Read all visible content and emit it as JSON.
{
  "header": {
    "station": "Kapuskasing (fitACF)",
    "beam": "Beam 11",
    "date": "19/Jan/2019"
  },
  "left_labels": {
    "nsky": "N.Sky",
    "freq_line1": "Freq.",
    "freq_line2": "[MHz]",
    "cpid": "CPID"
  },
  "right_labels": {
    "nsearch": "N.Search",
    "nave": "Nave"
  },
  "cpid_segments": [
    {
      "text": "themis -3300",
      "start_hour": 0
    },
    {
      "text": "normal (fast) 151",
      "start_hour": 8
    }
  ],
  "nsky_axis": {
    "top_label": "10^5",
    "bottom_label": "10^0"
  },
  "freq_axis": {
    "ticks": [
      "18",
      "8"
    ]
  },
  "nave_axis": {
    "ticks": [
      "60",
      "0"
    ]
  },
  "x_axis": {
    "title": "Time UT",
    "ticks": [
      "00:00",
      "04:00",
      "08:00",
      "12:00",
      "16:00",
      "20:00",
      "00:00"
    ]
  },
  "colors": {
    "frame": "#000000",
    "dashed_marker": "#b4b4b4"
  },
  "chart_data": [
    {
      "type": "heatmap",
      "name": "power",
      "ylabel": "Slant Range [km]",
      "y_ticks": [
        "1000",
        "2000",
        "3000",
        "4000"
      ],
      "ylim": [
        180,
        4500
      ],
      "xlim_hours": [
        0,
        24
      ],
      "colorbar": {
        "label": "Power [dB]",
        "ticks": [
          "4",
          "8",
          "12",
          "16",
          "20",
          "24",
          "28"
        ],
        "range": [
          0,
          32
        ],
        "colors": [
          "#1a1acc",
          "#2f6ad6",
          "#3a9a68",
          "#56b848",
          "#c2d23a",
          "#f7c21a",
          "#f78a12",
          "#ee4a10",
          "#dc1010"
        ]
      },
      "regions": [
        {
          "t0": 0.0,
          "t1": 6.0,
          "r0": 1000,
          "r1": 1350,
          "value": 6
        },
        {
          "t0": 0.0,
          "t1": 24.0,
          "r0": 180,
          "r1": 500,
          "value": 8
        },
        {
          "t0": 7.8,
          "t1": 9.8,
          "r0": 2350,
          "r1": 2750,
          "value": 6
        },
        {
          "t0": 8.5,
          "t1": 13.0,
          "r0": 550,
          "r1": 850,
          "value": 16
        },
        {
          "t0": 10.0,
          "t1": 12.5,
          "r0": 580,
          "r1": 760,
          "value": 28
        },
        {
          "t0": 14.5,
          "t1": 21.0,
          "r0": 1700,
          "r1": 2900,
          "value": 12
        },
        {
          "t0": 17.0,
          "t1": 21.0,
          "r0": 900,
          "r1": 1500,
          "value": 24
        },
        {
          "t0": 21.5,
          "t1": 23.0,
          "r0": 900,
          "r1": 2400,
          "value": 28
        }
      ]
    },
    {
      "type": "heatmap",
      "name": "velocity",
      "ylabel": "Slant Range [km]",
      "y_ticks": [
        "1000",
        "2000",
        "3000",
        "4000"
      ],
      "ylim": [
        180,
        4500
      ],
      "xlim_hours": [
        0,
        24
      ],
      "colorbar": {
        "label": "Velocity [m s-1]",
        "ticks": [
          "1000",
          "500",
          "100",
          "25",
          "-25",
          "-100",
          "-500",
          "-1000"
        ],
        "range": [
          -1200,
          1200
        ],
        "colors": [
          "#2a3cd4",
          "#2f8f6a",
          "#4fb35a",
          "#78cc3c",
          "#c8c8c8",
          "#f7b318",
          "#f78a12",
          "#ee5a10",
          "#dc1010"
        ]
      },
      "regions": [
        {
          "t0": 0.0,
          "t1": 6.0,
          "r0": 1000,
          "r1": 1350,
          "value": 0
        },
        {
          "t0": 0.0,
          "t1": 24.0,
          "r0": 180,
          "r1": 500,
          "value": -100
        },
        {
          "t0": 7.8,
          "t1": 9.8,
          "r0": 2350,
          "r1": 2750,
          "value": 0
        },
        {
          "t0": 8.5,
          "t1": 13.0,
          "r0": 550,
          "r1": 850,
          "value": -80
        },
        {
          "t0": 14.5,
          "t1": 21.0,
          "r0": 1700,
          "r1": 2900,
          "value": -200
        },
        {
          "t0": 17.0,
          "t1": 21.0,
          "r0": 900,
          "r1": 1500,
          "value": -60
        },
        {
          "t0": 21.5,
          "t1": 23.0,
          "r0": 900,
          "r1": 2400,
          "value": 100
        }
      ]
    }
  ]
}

____

* **Requirement**:
Each line of the material should be duplicated exactly, please.

* **Correct answer**:
Read all visible content and emit it as JSON.
{
  "header": {
    "station": "Kapuskasing (fitACF)",
    "beam": "Beam 11",
    "date": "19/Jan/2019"
  },
  "left_labels": {
    "nsky": "N.Sky",
    "freq_line1": "Freq.",
    "freq_line2": "[MHz]",
    "cpid": "CPID"
  },
  "right_labels": {
    "nsearch": "N.Search",
    "nave": "Nave"
  },
  "cpid_segments": [
    {
      "text": "themis -3300",
      "start_hour": 0
    },
    {
      "text": "normal (fast) 151",
      "start_hour": 8
    }
  ],
  "nsky_axis": {
    "top_label": "10^5",
    "bottom_label": "10^0"
  },
  "freq_axis": {
    "ticks": [
      "18",
      "8"
    ]
  },
  "nave_axis": {
    "ticks": [
      "60",
      "0"
    ]
  },
  "x_axis": {
    "title": "Time UT",
    "ticks": [
      "00:00",
      "04:00",
      "08:00",
      "12:00",
      "16:00",
      "20:00",
      "00:00"
    ]
  },
  "colors": {
    "frame": "#000000",
    "dashed_marker": "#b4b4b4"
  },
  "chart_data": [
    {
      "type": "heatmap",
      "name": "power",
      "ylabel": "Slant Range [km]",
      "y_ticks": [
        "1000",
        "2000",
        "3000",
        "4000"
      ],
      "ylim": [
        180,
        4500
      ],
      "xlim_hours": [
        0,
        24
      ],
      "colorbar": {
        "label": "Power [dB]",
        "ticks": [
          "4",
          "8",
          "12",
          "16",
          "20",
          "24",
          "28"
        ],
        "range": [
          0,
          32
        ],
        "colors": [
          "#1a1acc",
          "#2f6ad6",
          "#3a9a68",
          "#56b848",
          "#c2d23a",
          "#f7c21a",
          "#f78a12",
          "#ee4a10",
          "#dc1010"
        ]
      },
      "regions": [
        {
          "t0": 0.0,
          "t1": 6.0,
          "r0": 1000,
          "r1": 1350,
          "value": 6
        },
        {
          "t0": 0.0,
          "t1": 24.0,
          "r0": 180,
          "r1": 500,
          "value": 8
        },
        {
          "t0": 7.8,
          "t1": 9.8,
          "r0": 2350,
          "r1": 2750,
          "value": 6
        },
        {
          "t0": 8.5,
          "t1": 13.0,
          "r0": 550,
          "r1": 850,
          "value": 16
        },
        {
          "t0": 10.0,
          "t1": 12.5,
          "r0": 580,
          "r1": 760,
          "value": 28
        },
        {
          "t0": 14.5,
          "t1": 21.0,
          "r0": 1700,
          "r1": 2900,
          "value": 12
        },
        {
          "t0": 17.0,
          "t1": 21.0,
          "r0": 900,
          "r1": 1500,
          "value": 24
        },
        {
          "t0": 21.5,
          "t1": 23.0,
          "r0": 900,
          "r1": 2400,
          "value": 28
        }
      ]
    },
    {
      "type": "heatmap",
      "name": "velocity",
      "ylabel": "Slant Range [km]",
      "y_ticks": [
        "1000",
        "2000",
        "3000",
        "4000"
      ],
      "ylim": [
        180,
        4500
      ],
      "xlim_hours": [
        0,
        24
      ],
      "colorbar": {
        "label": "Velocity [m s-1]",
        "ticks": [
          "1000",
          "500",
          "100",
          "25",
          "-25",
          "-100",
          "-500",
          "-1000"
        ],
        "range": [
          -1200,
          1200
        ],
        "colors": [
          "#2a3cd4",
          "#2f8f6a",
          "#4fb35a",
          "#78cc3c",
          "#c8c8c8",
          "#f7b318",
          "#f78a12",
          "#ee5a10",
          "#dc1010"
        ]
      },
      "regions": [
        {
          "t0": 0.0,
          "t1": 6.0,
          "r0": 1000,
          "r1": 1350,
          "value": 0
        },
        {
          "t0": 0.0,
          "t1": 24.0,
          "r0": 180,
          "r1": 500,
          "value": -100
        },
        {
          "t0": 7.8,
          "t1": 9.8,
          "r0": 2350,
          "r1": 2750,
          "value": 0
        },
        {
          "t0": 8.5,
          "t1": 13.0,
          "r0": 550,
          "r1": 850,
          "value": -80
        },
        {
          "t0": 14.5,
          "t1": 21.0,
          "r0": 1700,
          "r1": 2900,
          "value": -200
        },
        {
          "t0": 17.0,
          "t1": 21.0,
          "r0": 900,
          "r1": 1500,
          "value": -60
        },
        {
          "t0": 21.5,
          "t1": 23.0,
          "r0": 900,
          "r1": 2400,
          "value": 100
        }
      ]
    }
  ]
}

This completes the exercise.